Aim of the task >> Filter these entries, keeping only lines that hold the word "xlabel".

********************

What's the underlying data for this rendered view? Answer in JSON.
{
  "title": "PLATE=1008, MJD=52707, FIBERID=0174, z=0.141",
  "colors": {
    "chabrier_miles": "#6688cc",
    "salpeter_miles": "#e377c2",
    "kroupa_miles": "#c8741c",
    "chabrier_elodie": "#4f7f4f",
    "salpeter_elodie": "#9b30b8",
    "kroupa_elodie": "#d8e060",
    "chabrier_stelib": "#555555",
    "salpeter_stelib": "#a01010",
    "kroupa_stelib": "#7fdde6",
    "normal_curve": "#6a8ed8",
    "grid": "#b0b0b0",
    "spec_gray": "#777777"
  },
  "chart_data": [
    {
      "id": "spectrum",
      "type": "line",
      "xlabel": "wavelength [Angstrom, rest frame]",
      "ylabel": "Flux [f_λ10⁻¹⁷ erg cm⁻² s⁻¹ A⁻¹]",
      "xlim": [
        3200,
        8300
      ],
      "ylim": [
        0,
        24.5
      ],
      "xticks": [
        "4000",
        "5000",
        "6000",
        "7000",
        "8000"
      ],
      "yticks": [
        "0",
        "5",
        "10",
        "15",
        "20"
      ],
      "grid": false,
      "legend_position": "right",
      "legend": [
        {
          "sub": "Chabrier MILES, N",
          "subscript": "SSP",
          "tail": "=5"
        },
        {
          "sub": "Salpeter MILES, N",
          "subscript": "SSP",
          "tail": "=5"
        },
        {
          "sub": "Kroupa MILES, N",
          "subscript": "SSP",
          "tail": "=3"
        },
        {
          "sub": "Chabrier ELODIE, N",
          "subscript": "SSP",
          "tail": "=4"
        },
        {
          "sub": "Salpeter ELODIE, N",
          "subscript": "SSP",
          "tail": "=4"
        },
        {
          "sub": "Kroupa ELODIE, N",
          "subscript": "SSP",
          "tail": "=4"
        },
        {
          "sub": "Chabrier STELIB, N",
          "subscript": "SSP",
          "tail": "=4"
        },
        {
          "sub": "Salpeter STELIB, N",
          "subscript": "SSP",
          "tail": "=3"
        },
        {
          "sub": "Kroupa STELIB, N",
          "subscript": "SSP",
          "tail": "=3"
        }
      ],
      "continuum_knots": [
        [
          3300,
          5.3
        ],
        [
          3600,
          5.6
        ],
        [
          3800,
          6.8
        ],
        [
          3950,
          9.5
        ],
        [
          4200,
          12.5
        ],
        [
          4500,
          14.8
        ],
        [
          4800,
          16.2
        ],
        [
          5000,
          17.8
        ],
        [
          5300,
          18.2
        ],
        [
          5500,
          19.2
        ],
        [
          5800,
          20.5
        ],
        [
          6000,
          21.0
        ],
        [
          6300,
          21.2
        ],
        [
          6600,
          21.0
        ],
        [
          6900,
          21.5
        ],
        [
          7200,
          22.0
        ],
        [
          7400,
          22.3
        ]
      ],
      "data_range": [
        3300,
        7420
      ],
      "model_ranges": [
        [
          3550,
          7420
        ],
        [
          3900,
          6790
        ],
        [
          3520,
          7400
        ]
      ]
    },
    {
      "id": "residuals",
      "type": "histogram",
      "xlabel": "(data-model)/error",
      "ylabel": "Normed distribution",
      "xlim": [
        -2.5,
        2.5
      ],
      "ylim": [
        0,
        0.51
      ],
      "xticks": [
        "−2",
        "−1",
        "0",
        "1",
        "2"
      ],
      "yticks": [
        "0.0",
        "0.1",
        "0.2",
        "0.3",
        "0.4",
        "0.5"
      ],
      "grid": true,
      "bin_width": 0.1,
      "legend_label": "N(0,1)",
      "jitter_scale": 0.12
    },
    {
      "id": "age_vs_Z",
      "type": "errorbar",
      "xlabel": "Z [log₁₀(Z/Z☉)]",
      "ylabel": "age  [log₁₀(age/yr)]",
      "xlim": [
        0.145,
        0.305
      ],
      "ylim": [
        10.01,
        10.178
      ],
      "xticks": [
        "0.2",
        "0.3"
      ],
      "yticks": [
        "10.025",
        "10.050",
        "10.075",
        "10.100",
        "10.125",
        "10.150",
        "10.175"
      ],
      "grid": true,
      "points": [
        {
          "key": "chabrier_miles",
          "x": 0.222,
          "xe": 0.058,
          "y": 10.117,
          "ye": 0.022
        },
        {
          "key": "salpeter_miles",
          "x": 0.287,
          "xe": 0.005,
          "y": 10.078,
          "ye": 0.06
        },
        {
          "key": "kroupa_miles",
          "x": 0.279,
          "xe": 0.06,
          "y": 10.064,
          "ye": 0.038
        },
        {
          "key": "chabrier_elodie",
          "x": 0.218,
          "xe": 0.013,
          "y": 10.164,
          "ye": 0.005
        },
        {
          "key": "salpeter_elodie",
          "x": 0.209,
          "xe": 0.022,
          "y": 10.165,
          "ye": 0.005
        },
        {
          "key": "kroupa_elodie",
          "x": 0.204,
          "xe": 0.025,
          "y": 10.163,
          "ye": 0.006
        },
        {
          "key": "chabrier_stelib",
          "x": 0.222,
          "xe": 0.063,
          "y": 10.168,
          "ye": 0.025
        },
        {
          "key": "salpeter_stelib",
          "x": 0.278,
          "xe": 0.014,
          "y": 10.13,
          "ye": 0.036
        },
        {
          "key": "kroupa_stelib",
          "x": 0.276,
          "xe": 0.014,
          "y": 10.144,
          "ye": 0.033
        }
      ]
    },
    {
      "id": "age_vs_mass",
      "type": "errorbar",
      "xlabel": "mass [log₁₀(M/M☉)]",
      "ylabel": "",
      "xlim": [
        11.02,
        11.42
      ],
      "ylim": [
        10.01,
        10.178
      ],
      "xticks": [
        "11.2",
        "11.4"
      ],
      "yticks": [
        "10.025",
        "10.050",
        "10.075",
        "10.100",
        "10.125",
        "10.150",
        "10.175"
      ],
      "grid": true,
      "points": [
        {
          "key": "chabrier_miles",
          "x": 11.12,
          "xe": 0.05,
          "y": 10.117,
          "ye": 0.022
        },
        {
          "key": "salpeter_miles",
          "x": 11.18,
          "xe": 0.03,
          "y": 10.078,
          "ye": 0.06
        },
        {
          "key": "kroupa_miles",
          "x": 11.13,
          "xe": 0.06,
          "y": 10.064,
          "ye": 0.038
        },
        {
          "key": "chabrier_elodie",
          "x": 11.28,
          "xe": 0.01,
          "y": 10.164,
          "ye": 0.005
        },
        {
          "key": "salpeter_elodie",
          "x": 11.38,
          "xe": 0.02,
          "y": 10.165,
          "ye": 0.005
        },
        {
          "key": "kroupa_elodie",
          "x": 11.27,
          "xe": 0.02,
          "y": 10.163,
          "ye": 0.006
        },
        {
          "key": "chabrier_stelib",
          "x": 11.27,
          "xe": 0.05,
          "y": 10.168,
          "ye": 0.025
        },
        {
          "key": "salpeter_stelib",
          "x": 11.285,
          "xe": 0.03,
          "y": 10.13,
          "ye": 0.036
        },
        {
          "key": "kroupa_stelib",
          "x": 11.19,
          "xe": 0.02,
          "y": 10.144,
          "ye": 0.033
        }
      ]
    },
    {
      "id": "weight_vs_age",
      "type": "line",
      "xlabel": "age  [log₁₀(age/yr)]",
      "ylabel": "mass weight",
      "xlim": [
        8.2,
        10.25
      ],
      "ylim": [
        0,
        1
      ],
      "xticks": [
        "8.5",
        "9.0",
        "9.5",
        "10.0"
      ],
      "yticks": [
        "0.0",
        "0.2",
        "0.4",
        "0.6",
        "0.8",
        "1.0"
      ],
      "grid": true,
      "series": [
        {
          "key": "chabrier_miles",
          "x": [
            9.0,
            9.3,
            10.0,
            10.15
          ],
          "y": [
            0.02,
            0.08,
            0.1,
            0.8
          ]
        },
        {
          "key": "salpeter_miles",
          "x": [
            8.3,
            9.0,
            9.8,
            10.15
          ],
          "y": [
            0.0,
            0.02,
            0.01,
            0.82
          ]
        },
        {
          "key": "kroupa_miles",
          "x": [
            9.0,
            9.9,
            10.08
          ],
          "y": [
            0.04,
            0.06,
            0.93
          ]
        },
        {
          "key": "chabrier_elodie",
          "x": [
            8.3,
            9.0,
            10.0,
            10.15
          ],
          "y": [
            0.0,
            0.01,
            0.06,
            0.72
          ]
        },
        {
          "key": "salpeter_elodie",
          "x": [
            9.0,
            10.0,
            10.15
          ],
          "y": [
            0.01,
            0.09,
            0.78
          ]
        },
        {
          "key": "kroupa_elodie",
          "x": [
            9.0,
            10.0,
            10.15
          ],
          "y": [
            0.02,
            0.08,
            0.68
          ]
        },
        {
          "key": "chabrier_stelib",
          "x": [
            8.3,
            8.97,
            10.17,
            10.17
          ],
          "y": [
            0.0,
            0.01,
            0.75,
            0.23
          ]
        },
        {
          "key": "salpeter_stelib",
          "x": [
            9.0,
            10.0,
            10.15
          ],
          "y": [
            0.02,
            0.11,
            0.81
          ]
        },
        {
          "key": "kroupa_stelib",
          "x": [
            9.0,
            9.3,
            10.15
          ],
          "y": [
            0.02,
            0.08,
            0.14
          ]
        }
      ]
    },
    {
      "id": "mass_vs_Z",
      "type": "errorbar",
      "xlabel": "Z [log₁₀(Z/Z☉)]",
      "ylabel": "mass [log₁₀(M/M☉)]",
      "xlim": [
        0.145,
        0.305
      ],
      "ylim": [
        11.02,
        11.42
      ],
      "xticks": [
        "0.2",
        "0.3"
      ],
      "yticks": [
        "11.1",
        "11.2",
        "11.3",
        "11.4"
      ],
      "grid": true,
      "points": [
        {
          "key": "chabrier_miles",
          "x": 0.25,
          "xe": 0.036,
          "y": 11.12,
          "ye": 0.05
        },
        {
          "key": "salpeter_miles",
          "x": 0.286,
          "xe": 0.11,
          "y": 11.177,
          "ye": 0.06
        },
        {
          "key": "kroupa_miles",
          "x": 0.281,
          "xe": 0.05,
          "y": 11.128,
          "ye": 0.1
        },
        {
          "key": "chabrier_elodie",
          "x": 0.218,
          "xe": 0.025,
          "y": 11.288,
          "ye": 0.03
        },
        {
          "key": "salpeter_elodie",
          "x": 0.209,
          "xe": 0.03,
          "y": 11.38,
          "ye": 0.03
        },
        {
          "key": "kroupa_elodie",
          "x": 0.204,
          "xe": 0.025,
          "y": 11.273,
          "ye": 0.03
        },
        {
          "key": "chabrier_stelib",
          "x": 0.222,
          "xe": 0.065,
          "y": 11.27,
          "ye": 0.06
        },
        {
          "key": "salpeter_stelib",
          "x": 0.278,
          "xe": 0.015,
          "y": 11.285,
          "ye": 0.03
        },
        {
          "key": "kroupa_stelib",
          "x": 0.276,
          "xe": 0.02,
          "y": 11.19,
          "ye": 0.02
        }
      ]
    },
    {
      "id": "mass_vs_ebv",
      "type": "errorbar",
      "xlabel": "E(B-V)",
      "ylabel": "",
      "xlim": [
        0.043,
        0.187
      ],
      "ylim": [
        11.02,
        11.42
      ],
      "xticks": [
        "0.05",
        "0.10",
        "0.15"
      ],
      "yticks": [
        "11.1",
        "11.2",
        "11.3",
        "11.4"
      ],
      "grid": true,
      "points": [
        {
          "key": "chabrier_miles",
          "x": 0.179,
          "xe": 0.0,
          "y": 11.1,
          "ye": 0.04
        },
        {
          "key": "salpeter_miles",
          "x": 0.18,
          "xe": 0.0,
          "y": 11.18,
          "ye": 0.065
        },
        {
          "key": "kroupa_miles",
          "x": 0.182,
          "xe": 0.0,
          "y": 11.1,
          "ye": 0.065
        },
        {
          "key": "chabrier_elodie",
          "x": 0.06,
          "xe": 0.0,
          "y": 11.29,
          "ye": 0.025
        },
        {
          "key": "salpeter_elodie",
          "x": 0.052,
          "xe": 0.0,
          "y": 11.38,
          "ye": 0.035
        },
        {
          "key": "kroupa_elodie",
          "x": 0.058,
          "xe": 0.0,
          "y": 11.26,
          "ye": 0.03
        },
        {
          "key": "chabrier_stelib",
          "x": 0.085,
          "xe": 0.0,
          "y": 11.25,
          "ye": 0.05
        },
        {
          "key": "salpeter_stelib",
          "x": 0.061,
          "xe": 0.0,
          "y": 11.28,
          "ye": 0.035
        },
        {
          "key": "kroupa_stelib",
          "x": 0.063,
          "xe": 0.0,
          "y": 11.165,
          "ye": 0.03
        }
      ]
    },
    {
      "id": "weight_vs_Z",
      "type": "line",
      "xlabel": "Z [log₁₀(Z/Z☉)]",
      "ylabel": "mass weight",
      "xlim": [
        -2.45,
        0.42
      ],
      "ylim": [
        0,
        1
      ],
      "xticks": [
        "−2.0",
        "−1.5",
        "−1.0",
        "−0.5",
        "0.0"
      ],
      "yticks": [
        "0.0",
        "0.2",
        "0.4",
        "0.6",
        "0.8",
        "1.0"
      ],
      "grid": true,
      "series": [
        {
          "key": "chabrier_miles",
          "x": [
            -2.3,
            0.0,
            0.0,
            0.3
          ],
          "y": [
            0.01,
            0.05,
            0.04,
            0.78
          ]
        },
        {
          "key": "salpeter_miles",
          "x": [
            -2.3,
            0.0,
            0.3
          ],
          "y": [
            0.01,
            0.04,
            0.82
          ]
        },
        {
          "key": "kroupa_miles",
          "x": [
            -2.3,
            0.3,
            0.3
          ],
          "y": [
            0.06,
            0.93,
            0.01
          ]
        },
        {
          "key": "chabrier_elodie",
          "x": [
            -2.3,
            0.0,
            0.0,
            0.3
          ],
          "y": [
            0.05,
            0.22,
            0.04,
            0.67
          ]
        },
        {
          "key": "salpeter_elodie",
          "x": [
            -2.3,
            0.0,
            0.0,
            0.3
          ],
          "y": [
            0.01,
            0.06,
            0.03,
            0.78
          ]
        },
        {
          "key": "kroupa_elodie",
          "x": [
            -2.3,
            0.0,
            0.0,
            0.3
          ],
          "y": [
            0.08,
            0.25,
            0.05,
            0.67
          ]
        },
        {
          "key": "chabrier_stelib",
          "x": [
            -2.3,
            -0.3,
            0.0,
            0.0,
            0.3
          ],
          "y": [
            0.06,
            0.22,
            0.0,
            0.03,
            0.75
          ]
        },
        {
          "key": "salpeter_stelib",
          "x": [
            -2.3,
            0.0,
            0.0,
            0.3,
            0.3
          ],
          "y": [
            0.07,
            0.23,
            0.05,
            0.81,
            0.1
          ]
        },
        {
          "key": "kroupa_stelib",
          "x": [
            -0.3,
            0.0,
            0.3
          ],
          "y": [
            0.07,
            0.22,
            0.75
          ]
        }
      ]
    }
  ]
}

********************

Solution to the problem >>
      "xlabel": "wavelength [Angstrom, rest frame]",
      "xlabel": "(data-model)/error",
      "xlabel": "Z [log₁₀(Z/Z☉)]",
      "xlabel": "mass [log₁₀(M/M☉)]",
      "xlabel": "age  [log₁₀(age/yr)]",
      "xlabel": "Z [log₁₀(Z/Z☉)]",
      "xlabel": "E(B-V)",
      "xlabel": "Z [log₁₀(Z/Z☉)]",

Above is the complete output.